# start of Dataset content
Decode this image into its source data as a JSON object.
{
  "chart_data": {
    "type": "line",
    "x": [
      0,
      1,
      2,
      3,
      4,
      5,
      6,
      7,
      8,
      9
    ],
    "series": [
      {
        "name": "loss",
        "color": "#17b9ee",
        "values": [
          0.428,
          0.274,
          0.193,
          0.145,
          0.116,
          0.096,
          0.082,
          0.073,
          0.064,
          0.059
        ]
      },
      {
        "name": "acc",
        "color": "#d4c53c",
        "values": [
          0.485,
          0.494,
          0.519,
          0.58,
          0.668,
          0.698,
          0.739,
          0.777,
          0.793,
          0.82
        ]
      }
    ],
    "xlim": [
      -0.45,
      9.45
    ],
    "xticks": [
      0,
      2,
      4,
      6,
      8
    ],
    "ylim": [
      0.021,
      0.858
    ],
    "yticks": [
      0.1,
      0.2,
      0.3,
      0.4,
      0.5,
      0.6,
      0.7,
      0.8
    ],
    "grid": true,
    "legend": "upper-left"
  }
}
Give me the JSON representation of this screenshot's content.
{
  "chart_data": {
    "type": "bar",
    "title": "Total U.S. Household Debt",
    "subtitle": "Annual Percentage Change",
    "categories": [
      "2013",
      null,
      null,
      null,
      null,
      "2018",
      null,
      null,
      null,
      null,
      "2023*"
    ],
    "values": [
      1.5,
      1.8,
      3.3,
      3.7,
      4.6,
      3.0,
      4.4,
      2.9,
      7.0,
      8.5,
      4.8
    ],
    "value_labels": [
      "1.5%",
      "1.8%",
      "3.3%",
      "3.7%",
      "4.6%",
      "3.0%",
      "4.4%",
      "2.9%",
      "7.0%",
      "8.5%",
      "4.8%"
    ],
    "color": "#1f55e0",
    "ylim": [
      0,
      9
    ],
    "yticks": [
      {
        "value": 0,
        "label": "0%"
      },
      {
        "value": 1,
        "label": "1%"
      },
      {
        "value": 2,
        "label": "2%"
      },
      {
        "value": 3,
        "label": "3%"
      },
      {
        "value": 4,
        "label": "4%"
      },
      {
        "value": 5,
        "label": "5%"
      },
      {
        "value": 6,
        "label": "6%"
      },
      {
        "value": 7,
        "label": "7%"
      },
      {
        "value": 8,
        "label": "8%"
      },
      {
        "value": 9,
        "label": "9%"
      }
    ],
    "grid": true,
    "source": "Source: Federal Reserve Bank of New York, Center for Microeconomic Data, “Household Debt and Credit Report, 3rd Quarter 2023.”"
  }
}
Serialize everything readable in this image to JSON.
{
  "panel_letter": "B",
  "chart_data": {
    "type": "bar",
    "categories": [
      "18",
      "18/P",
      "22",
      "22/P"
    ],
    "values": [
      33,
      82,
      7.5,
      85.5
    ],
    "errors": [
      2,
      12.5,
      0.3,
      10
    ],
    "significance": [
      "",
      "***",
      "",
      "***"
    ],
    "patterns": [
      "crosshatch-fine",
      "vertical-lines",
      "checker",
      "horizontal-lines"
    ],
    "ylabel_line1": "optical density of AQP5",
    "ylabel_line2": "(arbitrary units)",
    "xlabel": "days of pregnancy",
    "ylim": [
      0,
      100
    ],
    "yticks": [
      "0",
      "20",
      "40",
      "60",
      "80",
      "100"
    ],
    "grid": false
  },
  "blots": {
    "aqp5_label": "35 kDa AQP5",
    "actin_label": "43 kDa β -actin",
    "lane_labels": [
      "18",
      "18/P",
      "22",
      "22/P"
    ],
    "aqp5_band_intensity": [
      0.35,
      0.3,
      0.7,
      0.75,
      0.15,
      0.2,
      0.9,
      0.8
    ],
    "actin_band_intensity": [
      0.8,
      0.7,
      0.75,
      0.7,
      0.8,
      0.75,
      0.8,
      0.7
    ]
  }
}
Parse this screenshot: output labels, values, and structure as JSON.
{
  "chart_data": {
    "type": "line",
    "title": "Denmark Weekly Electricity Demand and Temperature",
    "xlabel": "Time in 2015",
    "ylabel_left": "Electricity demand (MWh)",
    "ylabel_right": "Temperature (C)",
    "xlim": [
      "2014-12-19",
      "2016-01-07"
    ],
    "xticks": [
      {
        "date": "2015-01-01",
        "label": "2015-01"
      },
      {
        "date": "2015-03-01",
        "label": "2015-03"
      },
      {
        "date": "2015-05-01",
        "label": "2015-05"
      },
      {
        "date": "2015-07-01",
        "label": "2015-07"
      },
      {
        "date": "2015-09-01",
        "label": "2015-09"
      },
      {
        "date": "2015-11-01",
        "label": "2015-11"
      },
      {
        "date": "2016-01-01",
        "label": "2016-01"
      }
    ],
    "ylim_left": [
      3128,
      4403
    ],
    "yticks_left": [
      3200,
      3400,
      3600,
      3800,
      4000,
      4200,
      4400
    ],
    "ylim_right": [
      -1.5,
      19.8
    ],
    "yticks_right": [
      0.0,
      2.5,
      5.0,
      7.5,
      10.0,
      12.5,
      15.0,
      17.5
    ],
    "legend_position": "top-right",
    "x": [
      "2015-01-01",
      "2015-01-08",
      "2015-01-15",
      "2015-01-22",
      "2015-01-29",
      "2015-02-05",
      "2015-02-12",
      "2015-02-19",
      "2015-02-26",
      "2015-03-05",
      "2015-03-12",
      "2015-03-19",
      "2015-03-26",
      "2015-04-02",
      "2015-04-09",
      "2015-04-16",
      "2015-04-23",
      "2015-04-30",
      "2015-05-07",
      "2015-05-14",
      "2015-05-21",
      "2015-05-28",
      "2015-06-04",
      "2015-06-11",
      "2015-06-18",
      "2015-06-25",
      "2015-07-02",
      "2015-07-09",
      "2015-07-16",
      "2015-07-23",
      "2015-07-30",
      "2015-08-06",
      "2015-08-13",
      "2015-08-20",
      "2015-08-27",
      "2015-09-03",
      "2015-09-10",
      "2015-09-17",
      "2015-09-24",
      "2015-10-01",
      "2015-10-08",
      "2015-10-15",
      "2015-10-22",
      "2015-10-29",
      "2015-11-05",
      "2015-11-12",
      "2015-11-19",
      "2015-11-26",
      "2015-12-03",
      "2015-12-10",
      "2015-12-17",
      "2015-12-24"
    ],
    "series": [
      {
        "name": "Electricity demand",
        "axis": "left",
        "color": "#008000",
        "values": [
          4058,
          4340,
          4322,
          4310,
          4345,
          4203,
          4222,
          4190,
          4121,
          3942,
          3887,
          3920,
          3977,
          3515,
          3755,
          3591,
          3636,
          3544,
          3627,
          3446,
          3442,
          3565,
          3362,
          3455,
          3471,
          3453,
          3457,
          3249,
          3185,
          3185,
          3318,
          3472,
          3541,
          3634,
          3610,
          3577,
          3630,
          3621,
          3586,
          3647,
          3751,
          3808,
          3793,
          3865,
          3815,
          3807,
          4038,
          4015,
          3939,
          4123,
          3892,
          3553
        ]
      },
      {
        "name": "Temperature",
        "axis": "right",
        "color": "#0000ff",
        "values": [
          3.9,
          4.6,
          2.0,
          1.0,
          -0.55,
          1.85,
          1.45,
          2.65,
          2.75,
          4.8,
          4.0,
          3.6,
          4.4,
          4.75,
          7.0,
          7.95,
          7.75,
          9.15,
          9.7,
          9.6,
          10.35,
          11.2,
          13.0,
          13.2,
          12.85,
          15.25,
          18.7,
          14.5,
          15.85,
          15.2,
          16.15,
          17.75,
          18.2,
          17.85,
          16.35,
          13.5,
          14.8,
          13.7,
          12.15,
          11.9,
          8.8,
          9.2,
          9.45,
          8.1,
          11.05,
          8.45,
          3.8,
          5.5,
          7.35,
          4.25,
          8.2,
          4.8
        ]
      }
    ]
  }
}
# end of Dataset content
# Given request
Look through the data and gather every line with the string "Temperature" in it.

# Answer to this task
    "title": "Denmark Weekly Electricity Demand and Temperature",
    "ylabel_right": "Temperature (C)",
        "name": "Temperature",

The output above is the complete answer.